[Stored data]
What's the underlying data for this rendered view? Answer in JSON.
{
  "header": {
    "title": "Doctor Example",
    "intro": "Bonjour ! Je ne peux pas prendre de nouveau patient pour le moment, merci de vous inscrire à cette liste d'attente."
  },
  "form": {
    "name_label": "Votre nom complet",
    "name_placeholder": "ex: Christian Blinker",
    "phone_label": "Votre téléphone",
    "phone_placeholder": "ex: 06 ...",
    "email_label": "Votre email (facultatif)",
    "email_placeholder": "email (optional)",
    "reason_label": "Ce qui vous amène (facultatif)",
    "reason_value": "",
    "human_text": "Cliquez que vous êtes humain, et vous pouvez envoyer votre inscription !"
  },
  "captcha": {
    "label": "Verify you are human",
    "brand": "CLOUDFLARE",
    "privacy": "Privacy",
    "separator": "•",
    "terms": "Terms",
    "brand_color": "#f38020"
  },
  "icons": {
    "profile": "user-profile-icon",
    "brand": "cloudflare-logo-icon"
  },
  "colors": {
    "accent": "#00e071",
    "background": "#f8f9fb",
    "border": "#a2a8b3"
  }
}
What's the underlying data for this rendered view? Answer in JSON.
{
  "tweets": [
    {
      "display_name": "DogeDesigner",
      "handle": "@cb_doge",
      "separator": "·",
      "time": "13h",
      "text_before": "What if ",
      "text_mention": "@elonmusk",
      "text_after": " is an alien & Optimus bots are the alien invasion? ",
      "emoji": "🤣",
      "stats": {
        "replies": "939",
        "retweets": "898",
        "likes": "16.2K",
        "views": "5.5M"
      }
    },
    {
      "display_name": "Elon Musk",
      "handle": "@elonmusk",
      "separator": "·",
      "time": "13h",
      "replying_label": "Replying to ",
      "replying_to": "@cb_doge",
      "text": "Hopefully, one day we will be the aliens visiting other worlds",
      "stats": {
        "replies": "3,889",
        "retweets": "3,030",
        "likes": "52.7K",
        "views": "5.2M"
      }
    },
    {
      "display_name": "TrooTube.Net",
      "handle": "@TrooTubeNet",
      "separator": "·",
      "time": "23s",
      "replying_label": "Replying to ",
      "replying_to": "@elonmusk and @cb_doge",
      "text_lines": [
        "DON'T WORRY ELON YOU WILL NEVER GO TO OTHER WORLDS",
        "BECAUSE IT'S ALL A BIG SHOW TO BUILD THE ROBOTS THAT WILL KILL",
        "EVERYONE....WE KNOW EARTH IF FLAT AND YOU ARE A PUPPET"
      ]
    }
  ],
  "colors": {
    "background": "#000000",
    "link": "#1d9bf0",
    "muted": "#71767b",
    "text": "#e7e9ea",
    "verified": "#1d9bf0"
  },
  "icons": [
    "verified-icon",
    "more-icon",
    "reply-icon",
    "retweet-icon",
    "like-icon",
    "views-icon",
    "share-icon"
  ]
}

**WHAT TO PRODUCE**
Extract the listing in its entirety and repeat it exactly.

**COMPLETE OUTPUT**
What's the underlying data for this rendered view? Answer in JSON.
{
  "header": {
    "title": "Doctor Example",
    "intro": "Bonjour ! Je ne peux pas prendre de nouveau patient pour le moment, merci de vous inscrire à cette liste d'attente."
  },
  "form": {
    "name_label": "Votre nom complet",
    "name_placeholder": "ex: Christian Blinker",
    "phone_label": "Votre téléphone",
    "phone_placeholder": "ex: 06 ...",
    "email_label": "Votre email (facultatif)",
    "email_placeholder": "email (optional)",
    "reason_label": "Ce qui vous amène (facultatif)",
    "reason_value": "",
    "human_text": "Cliquez que vous êtes humain, et vous pouvez envoyer votre inscription !"
  },
  "captcha": {
    "label": "Verify you are human",
    "brand": "CLOUDFLARE",
    "privacy": "Privacy",
    "separator": "•",
    "terms": "Terms",
    "brand_color": "#f38020"
  },
  "icons": {
    "profile": "user-profile-icon",
    "brand": "cloudflare-logo-icon"
  },
  "colors": {
    "accent": "#00e071",
    "background": "#f8f9fb",
    "border": "#a2a8b3"
  }
}
What's the underlying data for this rendered view? Answer in JSON.
{
  "tweets": [
    {
      "display_name": "DogeDesigner",
      "handle": "@cb_doge",
      "separator": "·",
      "time": "13h",
      "text_before": "What if ",
      "text_mention": "@elonmusk",
      "text_after": " is an alien & Optimus bots are the alien invasion? ",
      "emoji": "🤣",
      "stats": {
        "replies": "939",
        "retweets": "898",
        "likes": "16.2K",
        "views": "5.5M"
      }
    },
    {
      "display_name": "Elon Musk",
      "handle": "@elonmusk",
      "separator": "·",
      "time": "13h",
      "replying_label": "Replying to ",
      "replying_to": "@cb_doge",
      "text": "Hopefully, one day we will be the aliens visiting other worlds",
      "stats": {
        "replies": "3,889",
        "retweets": "3,030",
        "likes": "52.7K",
        "views": "5.2M"
      }
    },
    {
      "display_name": "TrooTube.Net",
      "handle": "@TrooTubeNet",
      "separator": "·",
      "time": "23s",
      "replying_label": "Replying to ",
      "replying_to": "@elonmusk and @cb_doge",
      "text_lines": [
        "DON'T WORRY ELON YOU WILL NEVER GO TO OTHER WORLDS",
        "BECAUSE IT'S ALL A BIG SHOW TO BUILD THE ROBOTS THAT WILL KILL",
        "EVERYONE....WE KNOW EARTH IF FLAT AND YOU ARE A PUPPET"
      ]
    }
  ],
  "colors": {
    "background": "#000000",
    "link": "#1d9bf0",
    "muted": "#71767b",
    "text": "#e7e9ea",
    "verified": "#1d9bf0"
  },
  "icons": [
    "verified-icon",
    "more-icon",
    "reply-icon",
    "retweet-icon",
    "like-icon",
    "views-icon",
    "share-icon"
  ]
}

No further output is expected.